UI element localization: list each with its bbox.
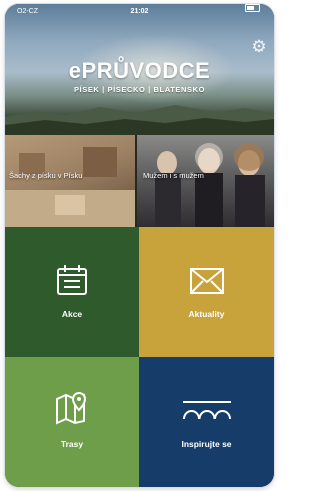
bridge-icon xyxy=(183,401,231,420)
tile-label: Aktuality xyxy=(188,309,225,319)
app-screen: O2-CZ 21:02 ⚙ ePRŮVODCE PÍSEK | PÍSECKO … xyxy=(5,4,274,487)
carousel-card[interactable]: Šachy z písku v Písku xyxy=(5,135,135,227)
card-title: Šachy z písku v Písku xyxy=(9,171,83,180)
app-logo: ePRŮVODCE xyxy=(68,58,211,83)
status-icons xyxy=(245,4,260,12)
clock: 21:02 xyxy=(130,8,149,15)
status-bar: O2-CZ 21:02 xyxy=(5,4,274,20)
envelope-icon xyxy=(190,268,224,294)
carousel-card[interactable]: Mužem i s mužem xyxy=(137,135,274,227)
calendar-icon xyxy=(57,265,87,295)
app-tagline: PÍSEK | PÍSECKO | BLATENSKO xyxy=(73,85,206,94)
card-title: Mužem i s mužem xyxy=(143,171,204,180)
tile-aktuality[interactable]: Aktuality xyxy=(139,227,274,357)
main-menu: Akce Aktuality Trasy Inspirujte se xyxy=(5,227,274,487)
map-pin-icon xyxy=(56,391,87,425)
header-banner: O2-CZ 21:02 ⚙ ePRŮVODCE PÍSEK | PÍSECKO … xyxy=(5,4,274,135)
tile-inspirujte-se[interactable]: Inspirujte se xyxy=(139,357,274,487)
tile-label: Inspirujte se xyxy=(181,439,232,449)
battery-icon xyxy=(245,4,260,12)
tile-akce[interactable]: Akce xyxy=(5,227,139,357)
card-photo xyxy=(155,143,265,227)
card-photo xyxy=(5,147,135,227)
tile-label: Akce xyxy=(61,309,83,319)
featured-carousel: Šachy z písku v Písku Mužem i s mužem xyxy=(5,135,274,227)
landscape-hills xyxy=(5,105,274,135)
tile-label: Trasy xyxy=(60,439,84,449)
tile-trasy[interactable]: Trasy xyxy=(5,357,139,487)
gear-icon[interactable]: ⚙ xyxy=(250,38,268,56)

...

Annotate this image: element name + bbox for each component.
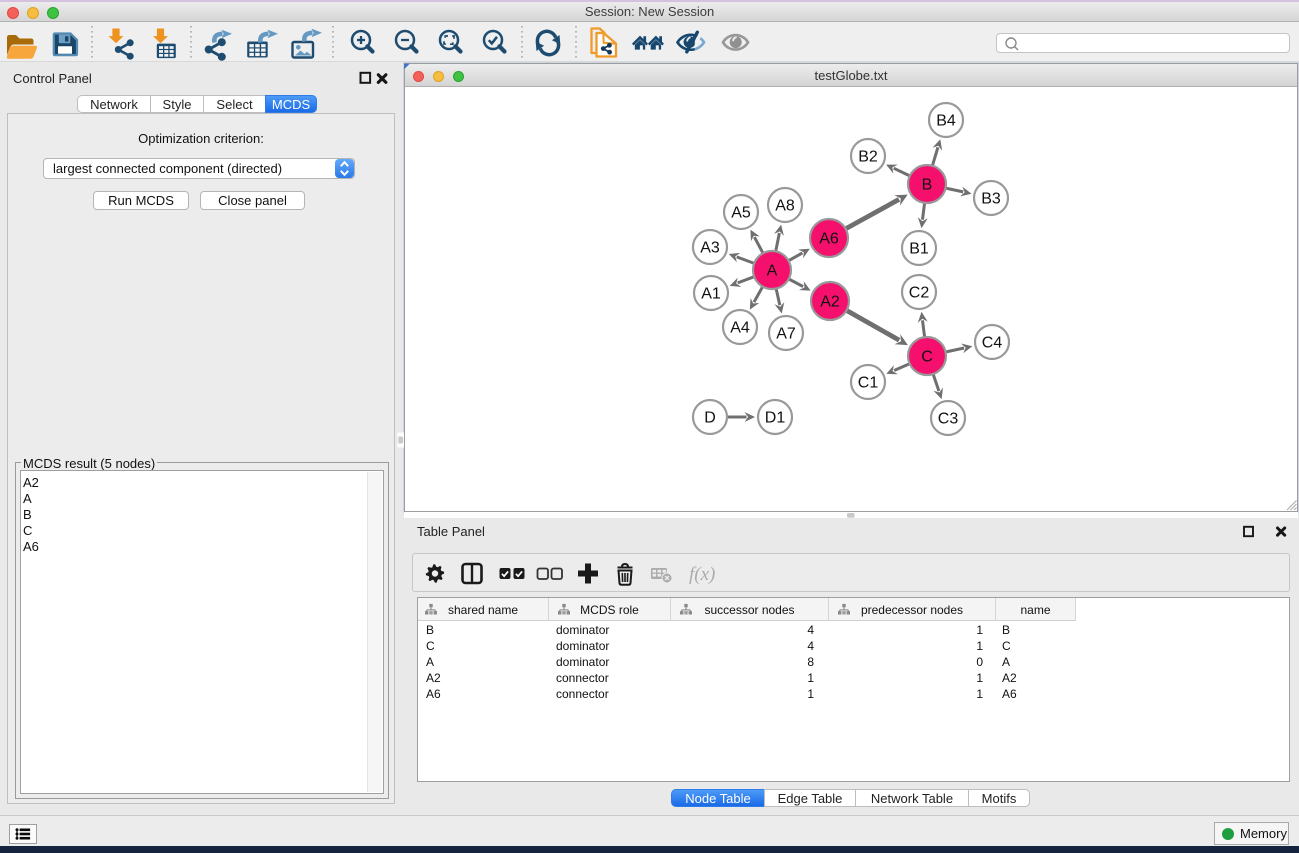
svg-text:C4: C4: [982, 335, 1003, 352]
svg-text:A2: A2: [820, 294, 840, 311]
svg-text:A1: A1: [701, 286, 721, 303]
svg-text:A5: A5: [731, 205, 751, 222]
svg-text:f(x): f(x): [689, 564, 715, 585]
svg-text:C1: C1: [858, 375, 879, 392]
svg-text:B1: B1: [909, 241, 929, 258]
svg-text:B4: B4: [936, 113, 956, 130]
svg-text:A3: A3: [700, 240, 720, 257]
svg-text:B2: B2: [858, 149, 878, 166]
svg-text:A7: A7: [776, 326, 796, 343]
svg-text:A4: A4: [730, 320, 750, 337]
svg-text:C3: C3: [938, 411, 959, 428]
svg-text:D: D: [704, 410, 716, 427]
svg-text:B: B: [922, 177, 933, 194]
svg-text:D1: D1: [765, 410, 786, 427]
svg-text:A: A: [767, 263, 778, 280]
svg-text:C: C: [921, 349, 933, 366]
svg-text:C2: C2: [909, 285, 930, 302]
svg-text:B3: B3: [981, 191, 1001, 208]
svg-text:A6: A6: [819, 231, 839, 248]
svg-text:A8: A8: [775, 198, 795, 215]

_EXERCISE AIM_
Replace "envelope-icon" with "mail-icon" in the entries, starting at the line that has "bridge-icon xyxy=(183,401,231,420)" and stopping after the line that has "calendar-icon xyxy=(57,265,87,295)". Return only those lines, otherwise unchanged.

_RESULT_
bridge-icon xyxy=(183,401,231,420)
tile-label: Aktuality xyxy=(188,309,225,319)
app-screen: O2-CZ 21:02 ⚙ ePRŮVODCE PÍSEK | PÍSECKO … xyxy=(5,4,274,487)
carousel-card[interactable]: Šachy z písku v Písku xyxy=(5,135,135,227)
card-title: Šachy z písku v Písku xyxy=(9,171,83,180)
app-logo: ePRŮVODCE xyxy=(68,58,211,83)
status-icons xyxy=(245,4,260,12)
clock: 21:02 xyxy=(130,8,149,15)
status-bar: O2-CZ 21:02 xyxy=(5,4,274,20)
mail-icon xyxy=(190,268,224,294)
carousel-card[interactable]: Mužem i s mužem xyxy=(137,135,274,227)
calendar-icon xyxy=(57,265,87,295)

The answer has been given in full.